Given request — From the listing that follows, output everything exactly except the pictures.

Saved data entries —
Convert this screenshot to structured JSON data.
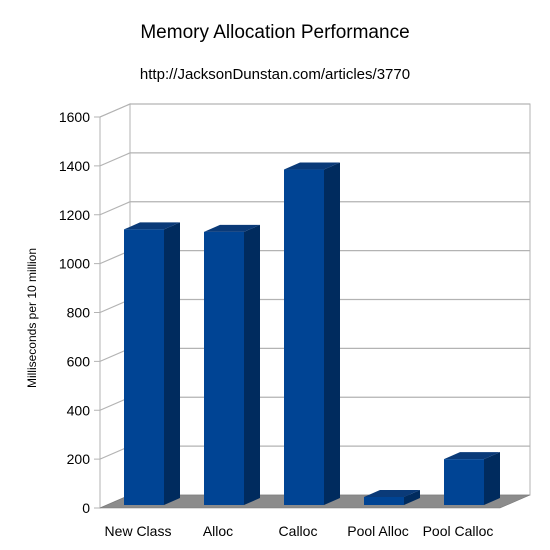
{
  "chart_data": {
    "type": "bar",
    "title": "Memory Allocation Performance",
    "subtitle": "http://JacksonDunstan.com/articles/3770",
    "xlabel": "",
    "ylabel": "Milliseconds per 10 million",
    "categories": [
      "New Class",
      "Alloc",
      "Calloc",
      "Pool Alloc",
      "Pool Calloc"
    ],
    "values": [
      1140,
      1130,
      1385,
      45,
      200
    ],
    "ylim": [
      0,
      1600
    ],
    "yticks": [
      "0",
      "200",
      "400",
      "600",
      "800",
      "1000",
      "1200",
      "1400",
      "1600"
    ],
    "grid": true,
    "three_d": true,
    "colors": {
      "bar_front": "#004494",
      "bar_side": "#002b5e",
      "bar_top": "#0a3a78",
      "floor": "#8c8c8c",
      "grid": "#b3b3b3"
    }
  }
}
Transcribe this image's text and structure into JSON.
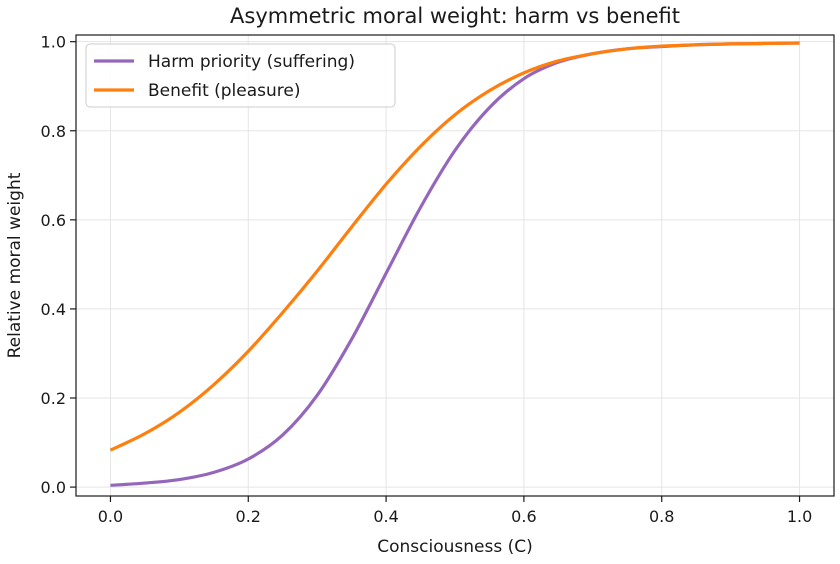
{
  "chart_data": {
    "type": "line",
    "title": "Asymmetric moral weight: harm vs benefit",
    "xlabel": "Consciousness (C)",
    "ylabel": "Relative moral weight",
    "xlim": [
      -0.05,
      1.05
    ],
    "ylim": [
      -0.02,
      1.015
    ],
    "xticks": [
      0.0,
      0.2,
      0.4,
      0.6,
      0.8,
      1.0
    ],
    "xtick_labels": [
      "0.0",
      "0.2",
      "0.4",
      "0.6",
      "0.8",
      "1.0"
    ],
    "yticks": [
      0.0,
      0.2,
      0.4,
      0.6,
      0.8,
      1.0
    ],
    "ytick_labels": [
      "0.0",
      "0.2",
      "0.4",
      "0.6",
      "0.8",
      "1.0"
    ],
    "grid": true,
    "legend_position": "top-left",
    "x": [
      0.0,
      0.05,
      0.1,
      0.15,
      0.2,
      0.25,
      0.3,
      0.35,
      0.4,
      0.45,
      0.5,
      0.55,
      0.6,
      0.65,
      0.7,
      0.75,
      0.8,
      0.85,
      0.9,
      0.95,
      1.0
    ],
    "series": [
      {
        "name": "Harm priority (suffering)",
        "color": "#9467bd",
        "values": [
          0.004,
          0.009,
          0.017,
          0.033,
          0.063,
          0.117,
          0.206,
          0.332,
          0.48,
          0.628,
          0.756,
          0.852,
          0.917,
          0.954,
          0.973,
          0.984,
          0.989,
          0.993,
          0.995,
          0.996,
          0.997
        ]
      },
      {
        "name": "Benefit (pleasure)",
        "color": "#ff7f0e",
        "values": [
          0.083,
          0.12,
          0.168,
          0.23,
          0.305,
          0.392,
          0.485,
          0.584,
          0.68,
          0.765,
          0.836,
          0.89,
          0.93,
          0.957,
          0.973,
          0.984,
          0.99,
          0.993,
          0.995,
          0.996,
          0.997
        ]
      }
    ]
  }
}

Reply to the exercise —
Convert this screenshot to structured JSON data.
{
  "chart_data": {
    "type": "bar",
    "title": "Memory Allocation Performance",
    "subtitle": "http://JacksonDunstan.com/articles/3770",
    "xlabel": "",
    "ylabel": "Milliseconds per 10 million",
    "categories": [
      "New Class",
      "Alloc",
      "Calloc",
      "Pool Alloc",
      "Pool Calloc"
    ],
    "values": [
      1140,
      1130,
      1385,
      45,
      200
    ],
    "ylim": [
      0,
      1600
    ],
    "yticks": [
      "0",
      "200",
      "400",
      "600",
      "800",
      "1000",
      "1200",
      "1400",
      "1600"
    ],
    "grid": true,
    "three_d": true,
    "colors": {
      "bar_front": "#004494",
      "bar_side": "#002b5e",
      "bar_top": "#0a3a78",
      "floor": "#8c8c8c",
      "grid": "#b3b3b3"
    }
  }
}
Transcribe this image's text and structure into JSON.
{
  "chart_data": {
    "type": "line",
    "title": "Asymmetric moral weight: harm vs benefit",
    "xlabel": "Consciousness (C)",
    "ylabel": "Relative moral weight",
    "xlim": [
      -0.05,
      1.05
    ],
    "ylim": [
      -0.02,
      1.015
    ],
    "xticks": [
      0.0,
      0.2,
      0.4,
      0.6,
      0.8,
      1.0
    ],
    "xtick_labels": [
      "0.0",
      "0.2",
      "0.4",
      "0.6",
      "0.8",
      "1.0"
    ],
    "yticks": [
      0.0,
      0.2,
      0.4,
      0.6,
      0.8,
      1.0
    ],
    "ytick_labels": [
      "0.0",
      "0.2",
      "0.4",
      "0.6",
      "0.8",
      "1.0"
    ],
    "grid": true,
    "legend_position": "top-left",
    "x": [
      0.0,
      0.05,
      0.1,
      0.15,
      0.2,
      0.25,
      0.3,
      0.35,
      0.4,
      0.45,
      0.5,
      0.55,
      0.6,
      0.65,
      0.7,
      0.75,
      0.8,
      0.85,
      0.9,
      0.95,
      1.0
    ],
    "series": [
      {
        "name": "Harm priority (suffering)",
        "color": "#9467bd",
        "values": [
          0.004,
          0.009,
          0.017,
          0.033,
          0.063,
          0.117,
          0.206,
          0.332,
          0.48,
          0.628,
          0.756,
          0.852,
          0.917,
          0.954,
          0.973,
          0.984,
          0.989,
          0.993,
          0.995,
          0.996,
          0.997
        ]
      },
      {
        "name": "Benefit (pleasure)",
        "color": "#ff7f0e",
        "values": [
          0.083,
          0.12,
          0.168,
          0.23,
          0.305,
          0.392,
          0.485,
          0.584,
          0.68,
          0.765,
          0.836,
          0.89,
          0.93,
          0.957,
          0.973,
          0.984,
          0.99,
          0.993,
          0.995,
          0.996,
          0.997
        ]
      }
    ]
  }
}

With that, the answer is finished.